▶ [AIM OF THE TASK]: Copy out all lines in the data below containing the string "Британія".

▶ [Source data]:
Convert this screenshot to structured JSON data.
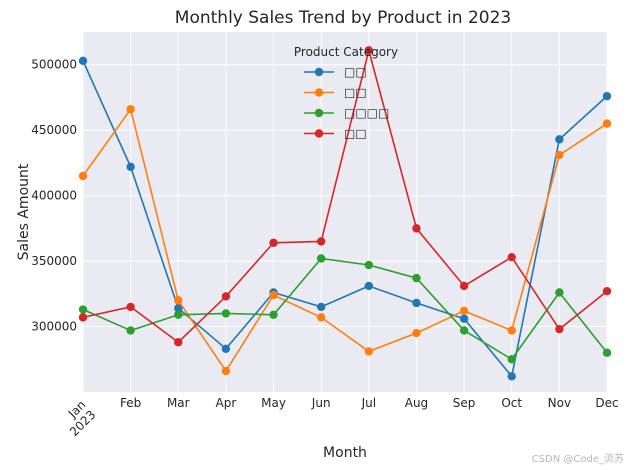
{
  "chart_data": {
    "type": "line",
    "title": "Monthly Sales Trend by Product in 2023",
    "xlabel": "Month",
    "ylabel": "Sales Amount",
    "categories": [
      "Jan",
      "Feb",
      "Mar",
      "Apr",
      "May",
      "Jun",
      "Jul",
      "Aug",
      "Sep",
      "Oct",
      "Nov",
      "Dec"
    ],
    "year_label": "2023",
    "ylim": [
      250000,
      525000
    ],
    "yticks": [
      300000,
      350000,
      400000,
      450000,
      500000
    ],
    "grid": true,
    "legend": {
      "title": "Product Category",
      "placement": "top-center"
    },
    "series": [
      {
        "name": "□□",
        "color": "#1f77b4",
        "values": [
          503000,
          422000,
          314000,
          283000,
          326000,
          315000,
          331000,
          318000,
          306000,
          262000,
          443000,
          476000
        ]
      },
      {
        "name": "□□",
        "color": "#ff7f0e",
        "values": [
          415000,
          466000,
          320000,
          266000,
          324000,
          307000,
          281000,
          295000,
          312000,
          297000,
          431000,
          455000
        ]
      },
      {
        "name": "□□□□",
        "color": "#2ca02c",
        "values": [
          313000,
          297000,
          309000,
          310000,
          309000,
          352000,
          347000,
          337000,
          297000,
          275000,
          326000,
          280000
        ]
      },
      {
        "name": "□□",
        "color": "#d62728",
        "values": [
          307000,
          315000,
          288000,
          323000,
          364000,
          365000,
          511000,
          375000,
          331000,
          353000,
          298000,
          327000
        ]
      }
    ]
  },
  "watermark": "CSDN @Code_流苏"
}
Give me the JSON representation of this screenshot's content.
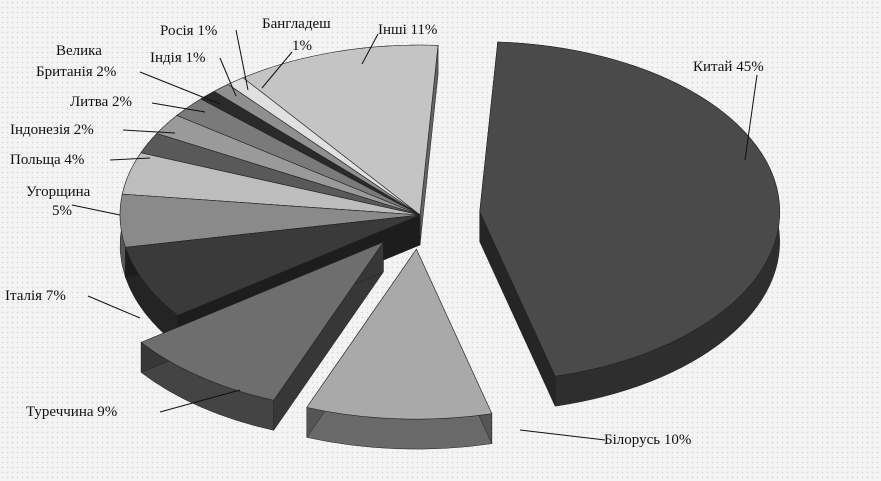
{
  "chart_data": {
    "type": "pie",
    "title": "",
    "legend": "none",
    "slices": [
      {
        "label": "Китай 45%",
        "name": "Китай",
        "value": 45,
        "color": "#4a4a4a"
      },
      {
        "label": "Білорусь 10%",
        "name": "Білорусь",
        "value": 10,
        "color": "#a9a9a9"
      },
      {
        "label": "Туреччина 9%",
        "name": "Туреччина",
        "value": 9,
        "color": "#6e6e6e"
      },
      {
        "label": "Італія 7%",
        "name": "Італія",
        "value": 7,
        "color": "#3a3a3a"
      },
      {
        "label": "Угорщина 5%",
        "name": "Угорщина",
        "value": 5,
        "color": "#8a8a8a"
      },
      {
        "label": "Польща 4%",
        "name": "Польща",
        "value": 4,
        "color": "#bdbdbd"
      },
      {
        "label": "Індонезія 2%",
        "name": "Індонезія",
        "value": 2,
        "color": "#595959"
      },
      {
        "label": "Литва 2%",
        "name": "Литва",
        "value": 2,
        "color": "#9a9a9a"
      },
      {
        "label": "Велика Британія 2%",
        "name": "Велика Британія",
        "value": 2,
        "color": "#7a7a7a"
      },
      {
        "label": "Індія 1%",
        "name": "Індія",
        "value": 1,
        "color": "#2a2a2a"
      },
      {
        "label": "Росія 1%",
        "name": "Росія",
        "value": 1,
        "color": "#8f8f8f"
      },
      {
        "label": "Бангладеш 1%",
        "name": "Бангладеш",
        "value": 1,
        "color": "#e0e0e0"
      },
      {
        "label": "Інші 11%",
        "name": "Інші",
        "value": 11,
        "color": "#c4c4c4"
      }
    ]
  }
}
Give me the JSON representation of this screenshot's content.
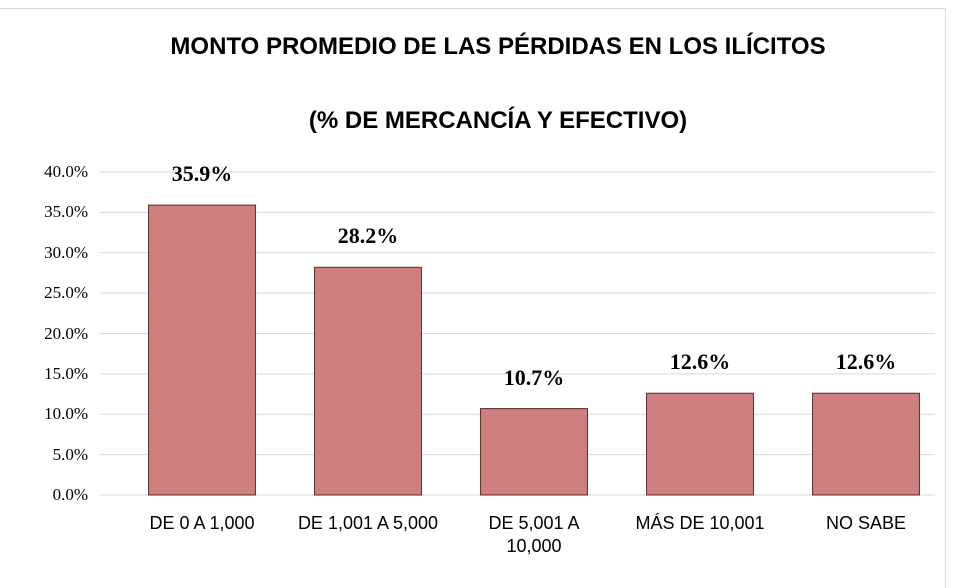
{
  "chart_data": {
    "type": "bar",
    "title": "MONTO PROMEDIO DE LAS PÉRDIDAS EN LOS ILÍCITOS",
    "subtitle": "(% DE MERCANCÍA Y EFECTIVO)",
    "categories": [
      "DE 0 A 1,000",
      "DE 1,001 A 5,000",
      "DE 5,001 A 10,000",
      "MÁS DE 10,001",
      "NO SABE"
    ],
    "values": [
      35.9,
      28.2,
      10.7,
      12.6,
      12.6
    ],
    "value_labels": [
      "35.9%",
      "28.2%",
      "10.7%",
      "12.6%",
      "12.6%"
    ],
    "color": "#d07f7f",
    "ylim": [
      0,
      40
    ],
    "yticks": [
      {
        "value": 0,
        "label": "0.0%"
      },
      {
        "value": 5,
        "label": "5.0%"
      },
      {
        "value": 10,
        "label": "10.0%"
      },
      {
        "value": 15,
        "label": "15.0%"
      },
      {
        "value": 20,
        "label": "20.0%"
      },
      {
        "value": 25,
        "label": "25.0%"
      },
      {
        "value": 30,
        "label": "30.0%"
      },
      {
        "value": 35,
        "label": "35.0%"
      },
      {
        "value": 40,
        "label": "40.0%"
      }
    ],
    "grid": true
  }
}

▶ [SOLUTION]:
        "label": "Велика Британія 2%",
        "name": "Велика Британія",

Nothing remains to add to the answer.